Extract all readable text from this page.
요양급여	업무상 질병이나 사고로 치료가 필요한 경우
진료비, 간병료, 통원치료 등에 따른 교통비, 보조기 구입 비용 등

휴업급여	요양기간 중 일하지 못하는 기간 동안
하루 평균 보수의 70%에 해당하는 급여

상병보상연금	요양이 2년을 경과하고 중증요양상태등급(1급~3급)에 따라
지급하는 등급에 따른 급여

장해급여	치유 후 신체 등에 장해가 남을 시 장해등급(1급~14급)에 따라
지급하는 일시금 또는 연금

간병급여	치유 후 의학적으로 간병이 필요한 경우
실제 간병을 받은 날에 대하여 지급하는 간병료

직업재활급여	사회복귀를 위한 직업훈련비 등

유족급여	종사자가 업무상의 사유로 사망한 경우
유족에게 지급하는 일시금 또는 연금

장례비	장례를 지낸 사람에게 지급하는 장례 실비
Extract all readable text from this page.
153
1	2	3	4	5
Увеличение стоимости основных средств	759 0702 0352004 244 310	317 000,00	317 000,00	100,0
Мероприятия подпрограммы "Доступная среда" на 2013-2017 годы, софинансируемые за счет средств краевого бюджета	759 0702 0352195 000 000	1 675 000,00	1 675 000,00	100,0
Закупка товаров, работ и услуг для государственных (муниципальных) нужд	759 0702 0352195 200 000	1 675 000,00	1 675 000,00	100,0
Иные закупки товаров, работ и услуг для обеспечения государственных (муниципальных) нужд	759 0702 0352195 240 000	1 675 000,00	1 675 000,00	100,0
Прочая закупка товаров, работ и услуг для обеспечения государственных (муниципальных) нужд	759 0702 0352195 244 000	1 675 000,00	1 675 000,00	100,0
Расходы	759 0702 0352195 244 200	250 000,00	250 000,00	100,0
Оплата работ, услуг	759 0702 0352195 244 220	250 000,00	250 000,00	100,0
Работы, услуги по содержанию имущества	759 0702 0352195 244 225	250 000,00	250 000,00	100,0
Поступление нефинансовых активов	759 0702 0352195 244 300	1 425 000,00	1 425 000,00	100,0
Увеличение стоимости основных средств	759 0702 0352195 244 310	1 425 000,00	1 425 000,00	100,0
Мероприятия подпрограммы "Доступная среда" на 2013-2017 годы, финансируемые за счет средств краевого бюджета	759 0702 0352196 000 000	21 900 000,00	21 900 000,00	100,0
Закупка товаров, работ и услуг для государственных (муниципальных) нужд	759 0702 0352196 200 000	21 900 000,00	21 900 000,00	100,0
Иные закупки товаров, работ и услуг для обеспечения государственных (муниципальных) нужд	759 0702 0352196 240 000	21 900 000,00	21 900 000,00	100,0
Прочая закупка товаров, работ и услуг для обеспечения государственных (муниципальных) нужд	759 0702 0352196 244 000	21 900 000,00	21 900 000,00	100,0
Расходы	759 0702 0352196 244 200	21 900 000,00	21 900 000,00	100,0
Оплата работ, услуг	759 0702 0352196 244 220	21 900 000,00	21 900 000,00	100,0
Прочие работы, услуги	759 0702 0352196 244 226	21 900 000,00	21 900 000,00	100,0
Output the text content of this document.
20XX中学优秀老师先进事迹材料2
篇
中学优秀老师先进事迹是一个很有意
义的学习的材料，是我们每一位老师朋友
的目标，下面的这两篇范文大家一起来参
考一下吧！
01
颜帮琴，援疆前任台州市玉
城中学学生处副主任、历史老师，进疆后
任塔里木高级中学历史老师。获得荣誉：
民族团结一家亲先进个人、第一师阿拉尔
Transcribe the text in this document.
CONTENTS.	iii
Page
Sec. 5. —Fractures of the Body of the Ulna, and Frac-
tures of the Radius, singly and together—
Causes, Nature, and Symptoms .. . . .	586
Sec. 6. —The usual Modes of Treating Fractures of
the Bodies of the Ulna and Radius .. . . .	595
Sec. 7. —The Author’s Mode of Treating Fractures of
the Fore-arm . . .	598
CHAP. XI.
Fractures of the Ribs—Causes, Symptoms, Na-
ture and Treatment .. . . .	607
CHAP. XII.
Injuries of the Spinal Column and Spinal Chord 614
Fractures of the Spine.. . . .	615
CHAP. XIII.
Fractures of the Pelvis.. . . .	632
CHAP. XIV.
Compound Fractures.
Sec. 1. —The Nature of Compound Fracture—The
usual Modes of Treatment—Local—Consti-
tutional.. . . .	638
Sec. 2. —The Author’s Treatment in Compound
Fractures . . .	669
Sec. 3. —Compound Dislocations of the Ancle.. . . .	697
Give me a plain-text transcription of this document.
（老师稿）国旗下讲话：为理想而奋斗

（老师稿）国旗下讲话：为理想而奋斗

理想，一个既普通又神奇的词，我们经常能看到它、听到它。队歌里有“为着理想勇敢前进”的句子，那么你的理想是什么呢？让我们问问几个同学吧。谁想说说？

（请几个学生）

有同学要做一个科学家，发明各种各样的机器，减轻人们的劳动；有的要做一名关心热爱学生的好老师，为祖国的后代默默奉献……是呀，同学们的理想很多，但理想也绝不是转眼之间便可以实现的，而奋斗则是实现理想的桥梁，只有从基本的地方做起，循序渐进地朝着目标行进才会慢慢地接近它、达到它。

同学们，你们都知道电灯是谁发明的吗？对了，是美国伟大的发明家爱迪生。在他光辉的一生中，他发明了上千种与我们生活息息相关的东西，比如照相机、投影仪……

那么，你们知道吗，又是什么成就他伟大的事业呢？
§
__What is required__
Your task is to output all of the data above word for word.

__Output of the task__
Extract all readable text from this page.
요양급여	업무상 질병이나 사고로 치료가 필요한 경우
진료비, 간병료, 통원치료 등에 따른 교통비, 보조기 구입 비용 등

휴업급여	요양기간 중 일하지 못하는 기간 동안
하루 평균 보수의 70%에 해당하는 급여

상병보상연금	요양이 2년을 경과하고 중증요양상태등급(1급~3급)에 따라
지급하는 등급에 따른 급여

장해급여	치유 후 신체 등에 장해가 남을 시 장해등급(1급~14급)에 따라
지급하는 일시금 또는 연금

간병급여	치유 후 의학적으로 간병이 필요한 경우
실제 간병을 받은 날에 대하여 지급하는 간병료

직업재활급여	사회복귀를 위한 직업훈련비 등

유족급여	종사자가 업무상의 사유로 사망한 경우
유족에게 지급하는 일시금 또는 연금

장례비	장례를 지낸 사람에게 지급하는 장례 실비
Extract all readable text from this page.
153
1	2	3	4	5
Увеличение стоимости основных средств	759 0702 0352004 244 310	317 000,00	317 000,00	100,0
Мероприятия подпрограммы "Доступная среда" на 2013-2017 годы, софинансируемые за счет средств краевого бюджета	759 0702 0352195 000 000	1 675 000,00	1 675 000,00	100,0
Закупка товаров, работ и услуг для государственных (муниципальных) нужд	759 0702 0352195 200 000	1 675 000,00	1 675 000,00	100,0
Иные закупки товаров, работ и услуг для обеспечения государственных (муниципальных) нужд	759 0702 0352195 240 000	1 675 000,00	1 675 000,00	100,0
Прочая закупка товаров, работ и услуг для обеспечения государственных (муниципальных) нужд	759 0702 0352195 244 000	1 675 000,00	1 675 000,00	100,0
Расходы	759 0702 0352195 244 200	250 000,00	250 000,00	100,0
Оплата работ, услуг	759 0702 0352195 244 220	250 000,00	250 000,00	100,0
Работы, услуги по содержанию имущества	759 0702 0352195 244 225	250 000,00	250 000,00	100,0
Поступление нефинансовых активов	759 0702 0352195 244 300	1 425 000,00	1 425 000,00	100,0
Увеличение стоимости основных средств	759 0702 0352195 244 310	1 425 000,00	1 425 000,00	100,0
Мероприятия подпрограммы "Доступная среда" на 2013-2017 годы, финансируемые за счет средств краевого бюджета	759 0702 0352196 000 000	21 900 000,00	21 900 000,00	100,0
Закупка товаров, работ и услуг для государственных (муниципальных) нужд	759 0702 0352196 200 000	21 900 000,00	21 900 000,00	100,0
Иные закупки товаров, работ и услуг для обеспечения государственных (муниципальных) нужд	759 0702 0352196 240 000	21 900 000,00	21 900 000,00	100,0
Прочая закупка товаров, работ и услуг для обеспечения государственных (муниципальных) нужд	759 0702 0352196 244 000	21 900 000,00	21 900 000,00	100,0
Расходы	759 0702 0352196 244 200	21 900 000,00	21 900 000,00	100,0
Оплата работ, услуг	759 0702 0352196 244 220	21 900 000,00	21 900 000,00	100,0
Прочие работы, услуги	759 0702 0352196 244 226	21 900 000,00	21 900 000,00	100,0
Output the text content of this document.
20XX中学优秀老师先进事迹材料2
篇
中学优秀老师先进事迹是一个很有意
义的学习的材料，是我们每一位老师朋友
的目标，下面的这两篇范文大家一起来参
考一下吧！
01
颜帮琴，援疆前任台州市玉
城中学学生处副主任、历史老师，进疆后
任塔里木高级中学历史老师。获得荣誉：
民族团结一家亲先进个人、第一师阿拉尔
Transcribe the text in this document.
CONTENTS.	iii
Page
Sec. 5. —Fractures of the Body of the Ulna, and Frac-
tures of the Radius, singly and together—
Causes, Nature, and Symptoms .. . . .	586
Sec. 6. —The usual Modes of Treating Fractures of
the Bodies of the Ulna and Radius .. . . .	595
Sec. 7. —The Author’s Mode of Treating Fractures of
the Fore-arm . . .	598
CHAP. XI.
Fractures of the Ribs—Causes, Symptoms, Na-
ture and Treatment .. . . .	607
CHAP. XII.
Injuries of the Spinal Column and Spinal Chord 614
Fractures of the Spine.. . . .	615
CHAP. XIII.
Fractures of the Pelvis.. . . .	632
CHAP. XIV.
Compound Fractures.
Sec. 1. —The Nature of Compound Fracture—The
usual Modes of Treatment—Local—Consti-
tutional.. . . .	638
Sec. 2. —The Author’s Treatment in Compound
Fractures . . .	669
Sec. 3. —Compound Dislocations of the Ancle.. . . .	697
Give me a plain-text transcription of this document.
（老师稿）国旗下讲话：为理想而奋斗

（老师稿）国旗下讲话：为理想而奋斗

理想，一个既普通又神奇的词，我们经常能看到它、听到它。队歌里有“为着理想勇敢前进”的句子，那么你的理想是什么呢？让我们问问几个同学吧。谁想说说？

（请几个学生）

有同学要做一个科学家，发明各种各样的机器，减轻人们的劳动；有的要做一名关心热爱学生的好老师，为祖国的后代默默奉献……是呀，同学们的理想很多，但理想也绝不是转眼之间便可以实现的，而奋斗则是实现理想的桥梁，只有从基本的地方做起，循序渐进地朝着目标行进才会慢慢地接近它、达到它。

同学们，你们都知道电灯是谁发明的吗？对了，是美国伟大的发明家爱迪生。在他光辉的一生中，他发明了上千种与我们生活息息相关的东西，比如照相机、投影仪……

那么，你们知道吗，又是什么成就他伟大的事业呢？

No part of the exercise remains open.